#### Exercise inputs:
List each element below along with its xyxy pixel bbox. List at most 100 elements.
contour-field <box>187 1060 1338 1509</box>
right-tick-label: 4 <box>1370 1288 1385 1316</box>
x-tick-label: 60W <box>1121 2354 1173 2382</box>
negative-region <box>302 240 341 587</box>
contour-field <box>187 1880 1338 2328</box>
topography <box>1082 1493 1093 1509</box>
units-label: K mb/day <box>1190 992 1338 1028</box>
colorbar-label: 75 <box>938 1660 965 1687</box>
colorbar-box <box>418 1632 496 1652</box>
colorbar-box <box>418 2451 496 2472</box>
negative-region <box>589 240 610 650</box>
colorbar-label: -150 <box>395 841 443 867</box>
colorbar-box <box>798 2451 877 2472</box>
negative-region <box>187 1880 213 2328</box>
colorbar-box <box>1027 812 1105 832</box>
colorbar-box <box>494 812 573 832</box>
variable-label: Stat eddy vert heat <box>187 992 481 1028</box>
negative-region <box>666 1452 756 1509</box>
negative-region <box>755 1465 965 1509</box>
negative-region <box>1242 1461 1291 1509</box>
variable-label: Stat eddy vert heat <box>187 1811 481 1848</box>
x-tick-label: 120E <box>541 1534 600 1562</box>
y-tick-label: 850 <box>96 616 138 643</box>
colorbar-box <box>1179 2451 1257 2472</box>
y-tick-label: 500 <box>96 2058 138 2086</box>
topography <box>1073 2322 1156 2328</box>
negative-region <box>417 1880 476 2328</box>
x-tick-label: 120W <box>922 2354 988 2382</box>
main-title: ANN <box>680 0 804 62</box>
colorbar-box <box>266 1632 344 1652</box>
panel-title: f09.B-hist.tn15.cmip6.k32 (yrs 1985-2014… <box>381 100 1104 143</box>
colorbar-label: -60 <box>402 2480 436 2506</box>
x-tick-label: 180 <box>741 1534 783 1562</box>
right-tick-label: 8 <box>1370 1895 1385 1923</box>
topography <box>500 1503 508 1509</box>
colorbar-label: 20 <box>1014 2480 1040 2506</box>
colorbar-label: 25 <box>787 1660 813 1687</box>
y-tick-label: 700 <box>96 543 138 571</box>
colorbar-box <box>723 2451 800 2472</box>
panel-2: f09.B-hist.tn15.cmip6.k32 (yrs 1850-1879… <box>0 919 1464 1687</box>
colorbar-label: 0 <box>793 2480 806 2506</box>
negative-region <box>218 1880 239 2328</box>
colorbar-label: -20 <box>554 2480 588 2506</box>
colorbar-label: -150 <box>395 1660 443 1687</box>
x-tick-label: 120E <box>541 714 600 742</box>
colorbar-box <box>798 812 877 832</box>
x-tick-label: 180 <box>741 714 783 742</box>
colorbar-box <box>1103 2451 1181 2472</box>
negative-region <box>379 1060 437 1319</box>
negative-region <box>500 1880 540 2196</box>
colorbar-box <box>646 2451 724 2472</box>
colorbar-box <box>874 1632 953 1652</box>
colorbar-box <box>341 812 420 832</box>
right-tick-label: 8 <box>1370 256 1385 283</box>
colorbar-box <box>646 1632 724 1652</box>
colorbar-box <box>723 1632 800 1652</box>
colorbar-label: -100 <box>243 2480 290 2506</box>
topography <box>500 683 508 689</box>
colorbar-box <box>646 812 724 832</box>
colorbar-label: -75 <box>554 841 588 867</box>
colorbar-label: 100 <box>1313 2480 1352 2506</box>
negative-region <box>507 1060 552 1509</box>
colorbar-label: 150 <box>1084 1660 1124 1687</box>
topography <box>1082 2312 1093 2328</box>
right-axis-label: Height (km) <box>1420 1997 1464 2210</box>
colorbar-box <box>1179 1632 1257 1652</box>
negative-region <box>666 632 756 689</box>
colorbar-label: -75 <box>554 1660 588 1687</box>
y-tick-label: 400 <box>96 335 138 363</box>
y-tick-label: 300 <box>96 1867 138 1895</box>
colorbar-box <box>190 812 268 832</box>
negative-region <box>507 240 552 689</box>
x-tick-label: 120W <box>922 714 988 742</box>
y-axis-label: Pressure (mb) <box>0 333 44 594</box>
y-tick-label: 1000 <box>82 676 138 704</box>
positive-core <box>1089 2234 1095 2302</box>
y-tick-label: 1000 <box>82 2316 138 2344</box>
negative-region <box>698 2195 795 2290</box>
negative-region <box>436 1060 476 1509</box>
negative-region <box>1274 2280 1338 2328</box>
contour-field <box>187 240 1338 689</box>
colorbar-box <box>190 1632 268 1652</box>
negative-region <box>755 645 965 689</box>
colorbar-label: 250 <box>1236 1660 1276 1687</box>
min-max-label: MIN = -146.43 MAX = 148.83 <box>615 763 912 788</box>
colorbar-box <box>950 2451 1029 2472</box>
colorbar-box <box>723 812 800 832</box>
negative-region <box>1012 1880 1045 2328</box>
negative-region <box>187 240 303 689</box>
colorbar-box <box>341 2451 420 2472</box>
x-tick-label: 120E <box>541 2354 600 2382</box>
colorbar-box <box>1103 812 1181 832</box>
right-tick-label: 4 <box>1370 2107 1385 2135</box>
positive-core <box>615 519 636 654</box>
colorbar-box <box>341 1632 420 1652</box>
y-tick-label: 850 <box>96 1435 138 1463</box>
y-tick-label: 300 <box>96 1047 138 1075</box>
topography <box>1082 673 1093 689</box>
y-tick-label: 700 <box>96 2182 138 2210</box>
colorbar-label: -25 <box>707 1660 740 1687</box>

---

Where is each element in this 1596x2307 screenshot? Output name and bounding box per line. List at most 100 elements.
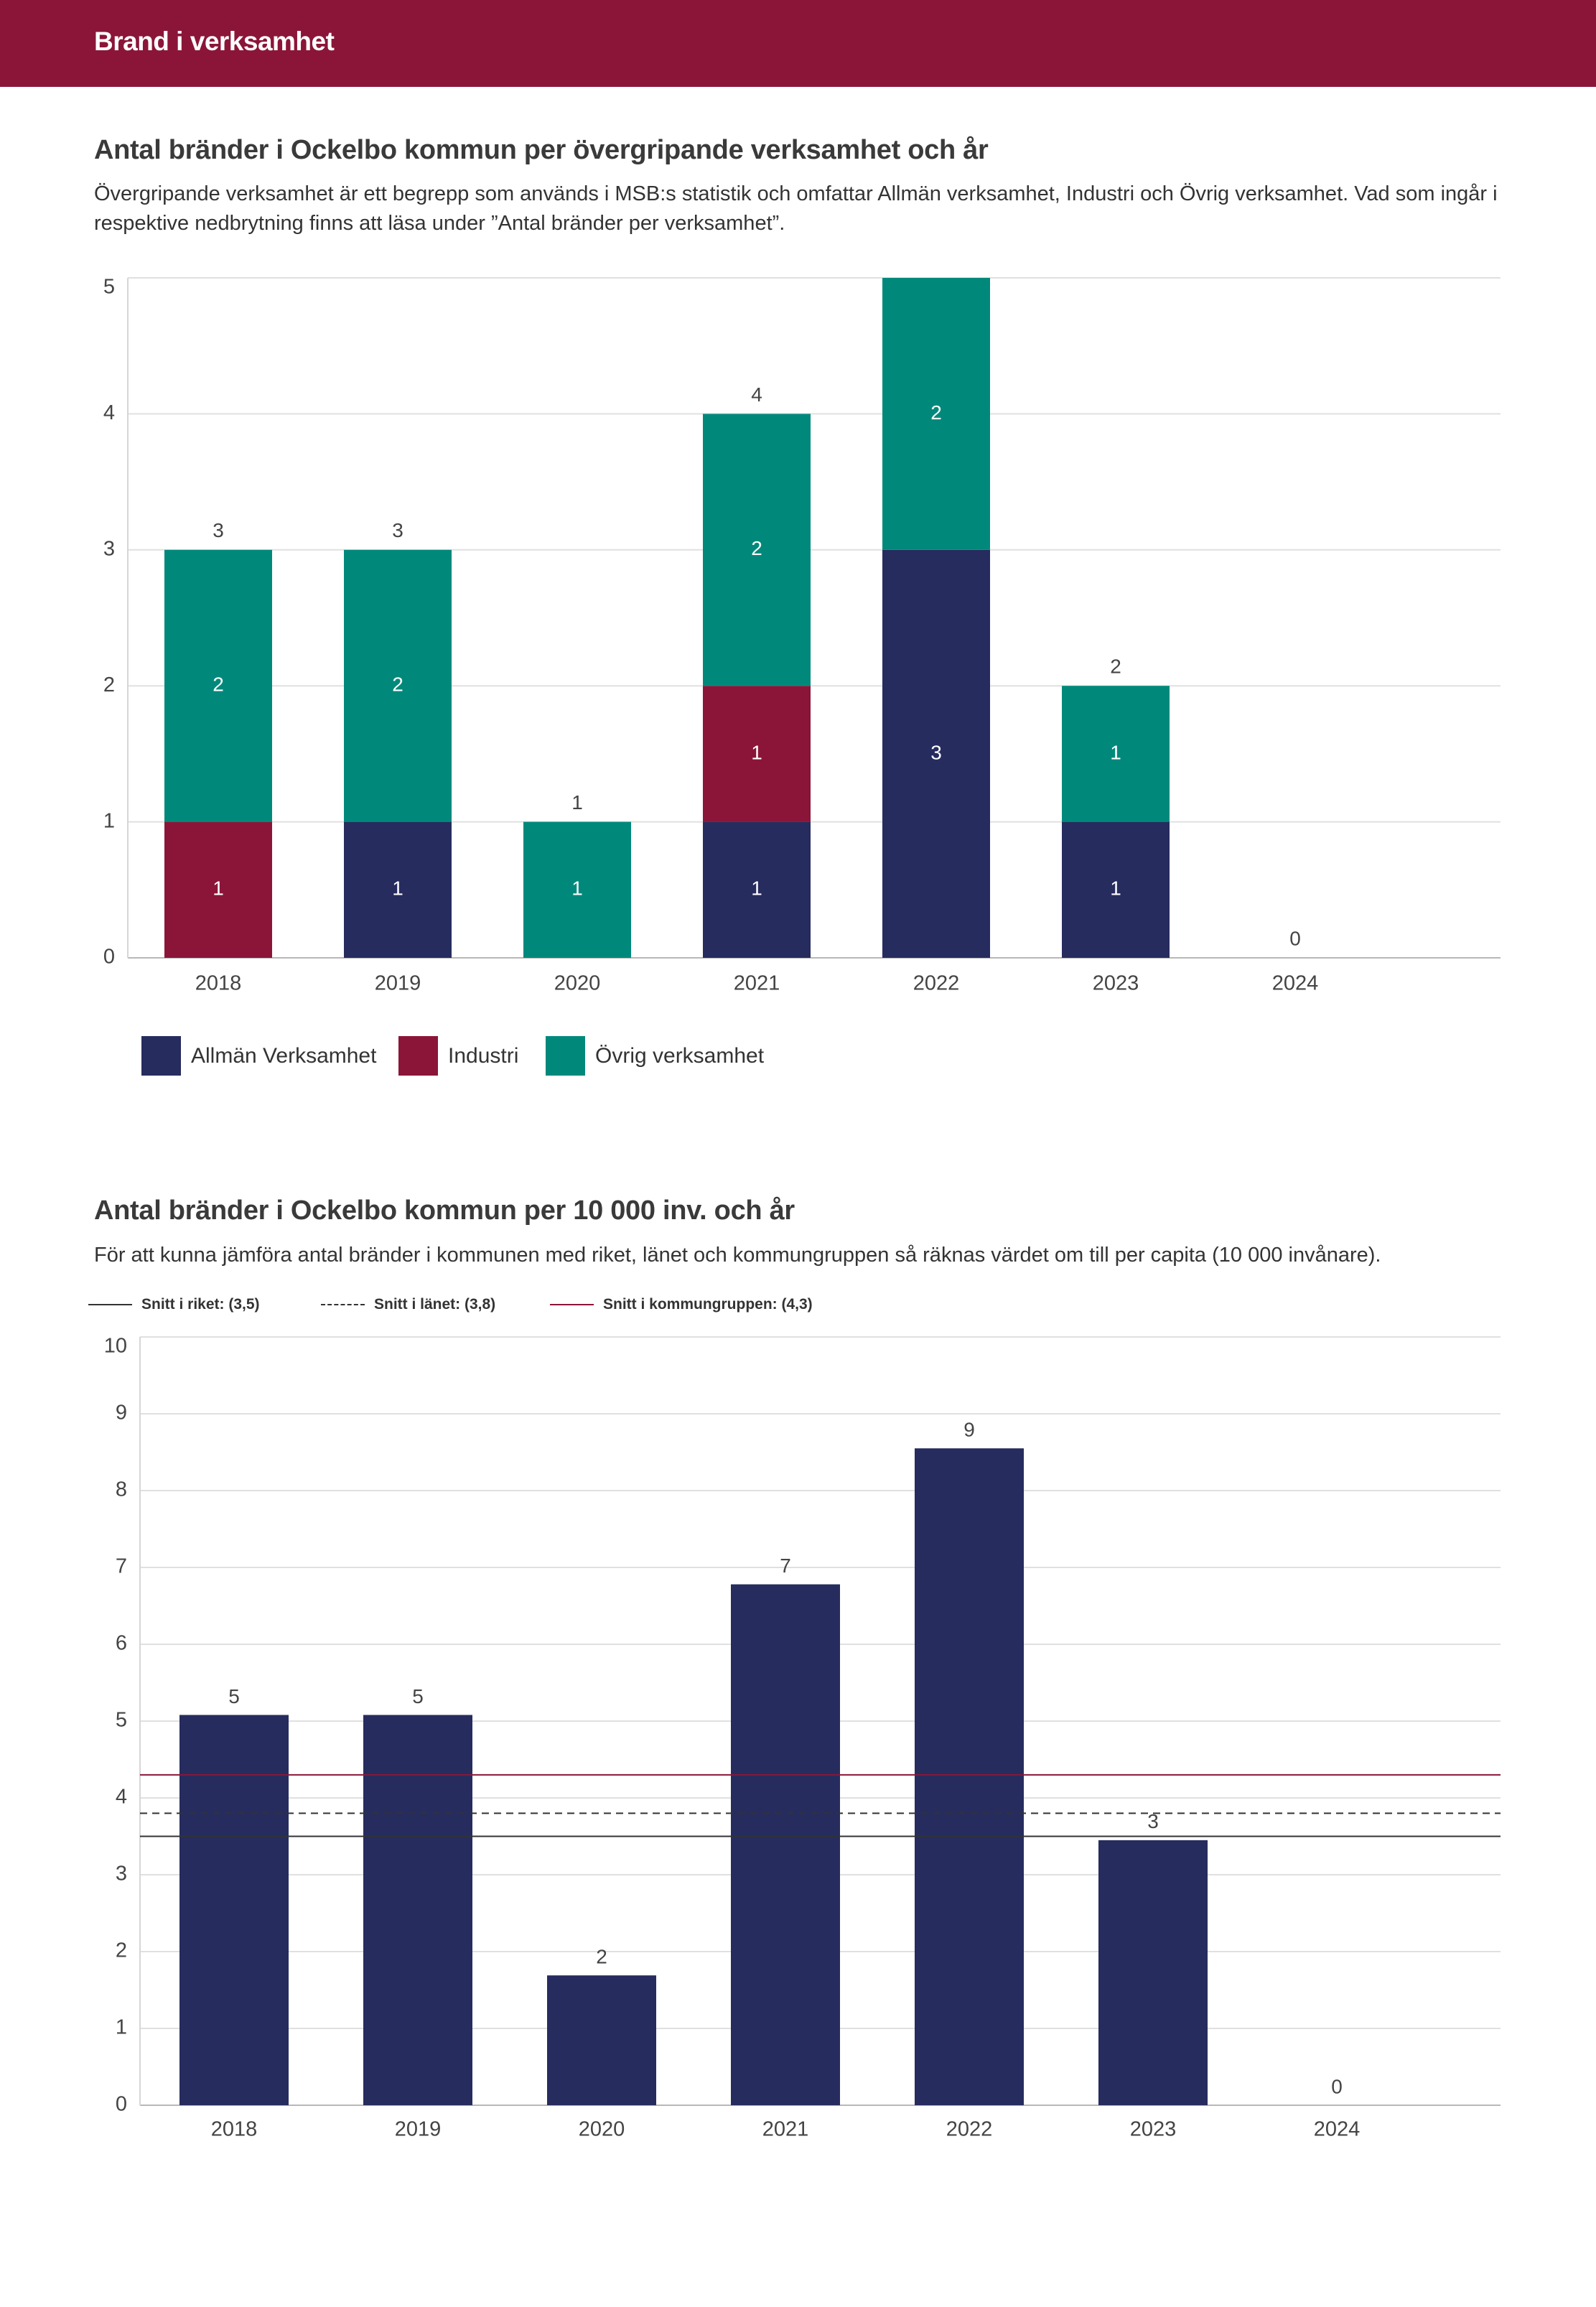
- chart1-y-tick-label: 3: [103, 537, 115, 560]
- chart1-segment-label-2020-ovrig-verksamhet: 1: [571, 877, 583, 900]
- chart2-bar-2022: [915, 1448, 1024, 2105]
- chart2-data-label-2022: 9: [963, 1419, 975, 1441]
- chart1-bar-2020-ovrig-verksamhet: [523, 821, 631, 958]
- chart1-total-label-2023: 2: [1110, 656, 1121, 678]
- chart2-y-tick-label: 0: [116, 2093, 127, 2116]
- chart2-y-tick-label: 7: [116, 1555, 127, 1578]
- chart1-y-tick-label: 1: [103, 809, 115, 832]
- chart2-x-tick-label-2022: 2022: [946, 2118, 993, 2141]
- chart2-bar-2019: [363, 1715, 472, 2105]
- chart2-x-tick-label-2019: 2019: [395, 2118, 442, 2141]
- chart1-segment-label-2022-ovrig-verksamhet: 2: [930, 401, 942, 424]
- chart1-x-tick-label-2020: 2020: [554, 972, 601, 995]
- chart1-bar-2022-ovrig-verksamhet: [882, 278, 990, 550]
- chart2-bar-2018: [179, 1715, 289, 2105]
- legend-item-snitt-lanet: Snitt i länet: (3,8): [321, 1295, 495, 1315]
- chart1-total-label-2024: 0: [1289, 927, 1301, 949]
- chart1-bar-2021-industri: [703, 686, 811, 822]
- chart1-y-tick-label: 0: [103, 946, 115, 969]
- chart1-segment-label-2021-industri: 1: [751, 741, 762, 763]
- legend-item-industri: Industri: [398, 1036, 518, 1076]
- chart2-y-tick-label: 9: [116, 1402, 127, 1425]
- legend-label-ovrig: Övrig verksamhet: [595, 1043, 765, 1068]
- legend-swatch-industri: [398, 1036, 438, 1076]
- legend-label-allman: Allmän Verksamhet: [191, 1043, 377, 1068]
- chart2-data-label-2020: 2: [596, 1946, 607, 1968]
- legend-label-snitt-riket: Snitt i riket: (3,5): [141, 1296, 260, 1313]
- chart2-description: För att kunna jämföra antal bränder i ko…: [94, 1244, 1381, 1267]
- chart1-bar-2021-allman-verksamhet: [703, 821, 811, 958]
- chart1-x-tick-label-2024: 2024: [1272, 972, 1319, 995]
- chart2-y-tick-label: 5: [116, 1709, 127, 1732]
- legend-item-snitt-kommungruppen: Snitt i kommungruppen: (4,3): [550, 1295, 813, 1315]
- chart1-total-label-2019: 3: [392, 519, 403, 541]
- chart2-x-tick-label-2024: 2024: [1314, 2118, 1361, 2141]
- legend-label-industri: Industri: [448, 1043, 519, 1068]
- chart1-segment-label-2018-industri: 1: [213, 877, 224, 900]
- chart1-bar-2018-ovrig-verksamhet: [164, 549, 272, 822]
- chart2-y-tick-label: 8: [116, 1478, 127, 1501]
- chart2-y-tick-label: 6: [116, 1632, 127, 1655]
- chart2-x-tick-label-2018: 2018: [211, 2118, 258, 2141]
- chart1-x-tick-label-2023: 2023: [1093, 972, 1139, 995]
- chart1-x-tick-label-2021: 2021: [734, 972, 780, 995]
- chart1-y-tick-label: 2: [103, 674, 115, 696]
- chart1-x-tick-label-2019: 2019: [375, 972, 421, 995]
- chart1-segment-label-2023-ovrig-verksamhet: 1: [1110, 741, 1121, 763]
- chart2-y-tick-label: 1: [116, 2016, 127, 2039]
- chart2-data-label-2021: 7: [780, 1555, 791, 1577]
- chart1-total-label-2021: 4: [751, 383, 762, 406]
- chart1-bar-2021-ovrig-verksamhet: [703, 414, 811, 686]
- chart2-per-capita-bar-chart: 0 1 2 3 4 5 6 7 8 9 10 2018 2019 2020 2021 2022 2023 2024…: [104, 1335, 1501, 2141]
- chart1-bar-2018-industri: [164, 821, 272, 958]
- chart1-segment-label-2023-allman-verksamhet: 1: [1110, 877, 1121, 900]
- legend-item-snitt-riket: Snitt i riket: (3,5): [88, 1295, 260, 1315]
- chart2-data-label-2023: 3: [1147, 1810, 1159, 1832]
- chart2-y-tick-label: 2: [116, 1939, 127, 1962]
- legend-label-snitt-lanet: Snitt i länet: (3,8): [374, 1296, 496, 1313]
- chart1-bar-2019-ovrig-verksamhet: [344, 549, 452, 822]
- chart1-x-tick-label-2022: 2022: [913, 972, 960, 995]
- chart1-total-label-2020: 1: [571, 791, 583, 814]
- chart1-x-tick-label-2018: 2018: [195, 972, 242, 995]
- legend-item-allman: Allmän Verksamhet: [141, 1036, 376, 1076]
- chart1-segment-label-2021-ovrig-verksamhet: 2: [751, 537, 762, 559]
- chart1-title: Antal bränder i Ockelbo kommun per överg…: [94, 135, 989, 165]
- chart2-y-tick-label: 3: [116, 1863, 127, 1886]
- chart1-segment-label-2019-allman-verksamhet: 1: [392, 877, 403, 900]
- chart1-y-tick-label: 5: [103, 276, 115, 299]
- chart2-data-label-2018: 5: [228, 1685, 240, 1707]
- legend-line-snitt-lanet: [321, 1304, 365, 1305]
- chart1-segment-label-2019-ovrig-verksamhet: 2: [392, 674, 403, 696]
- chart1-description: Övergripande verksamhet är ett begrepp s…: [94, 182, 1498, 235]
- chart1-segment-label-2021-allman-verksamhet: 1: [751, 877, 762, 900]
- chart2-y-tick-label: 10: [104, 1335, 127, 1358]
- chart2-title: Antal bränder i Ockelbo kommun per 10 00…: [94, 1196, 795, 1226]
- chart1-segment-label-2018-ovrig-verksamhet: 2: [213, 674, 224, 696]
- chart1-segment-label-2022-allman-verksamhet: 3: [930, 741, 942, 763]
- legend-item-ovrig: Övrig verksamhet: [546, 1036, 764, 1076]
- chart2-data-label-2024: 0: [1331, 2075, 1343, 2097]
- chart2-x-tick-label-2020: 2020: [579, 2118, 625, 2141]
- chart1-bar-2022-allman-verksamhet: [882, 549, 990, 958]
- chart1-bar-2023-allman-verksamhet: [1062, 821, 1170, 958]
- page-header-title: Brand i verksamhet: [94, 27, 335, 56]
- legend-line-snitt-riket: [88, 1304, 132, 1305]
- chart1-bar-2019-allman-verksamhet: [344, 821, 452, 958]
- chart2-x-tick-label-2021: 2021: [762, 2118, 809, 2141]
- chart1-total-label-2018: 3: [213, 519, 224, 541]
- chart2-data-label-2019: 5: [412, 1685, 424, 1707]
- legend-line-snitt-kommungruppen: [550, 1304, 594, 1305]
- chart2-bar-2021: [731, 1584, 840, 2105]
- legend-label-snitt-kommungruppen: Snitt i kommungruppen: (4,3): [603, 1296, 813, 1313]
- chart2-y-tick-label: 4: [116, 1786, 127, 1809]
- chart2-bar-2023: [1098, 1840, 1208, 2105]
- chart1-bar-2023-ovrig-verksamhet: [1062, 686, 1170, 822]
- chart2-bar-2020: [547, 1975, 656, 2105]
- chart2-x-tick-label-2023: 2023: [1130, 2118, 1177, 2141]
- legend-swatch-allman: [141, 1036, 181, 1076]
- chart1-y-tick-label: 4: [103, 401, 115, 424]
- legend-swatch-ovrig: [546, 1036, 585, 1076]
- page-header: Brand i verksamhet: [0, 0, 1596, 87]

#### Aim of the exercise:
Set out the lines of the first listing, from the line containing "List each element" through the line containing "units-label: K mb/day", inclusive, as a Markdown table with the columns Row and Text. Number each line in order and leave out blank lines.

#### Exercise result:
| Row | Text |
|---|---|
| 1 | List each element below along with its xyxy pixel bbox. List at most 100 elements. |
| 2 | contour-field <box>187 1060 1338 1509</box> |
| 3 | right-tick-label: 4 <box>1370 1288 1385 1316</box> |
| 4 | x-tick-label: 60W <box>1121 2354 1173 2382</box> |
| 5 | negative-region <box>302 240 341 587</box> |
| 6 | contour-field <box>187 1880 1338 2328</box> |
| 7 | topography <box>1082 1493 1093 1509</box> |
| 8 | units-label: K mb/day <box>1190 992 1338 1028</box> |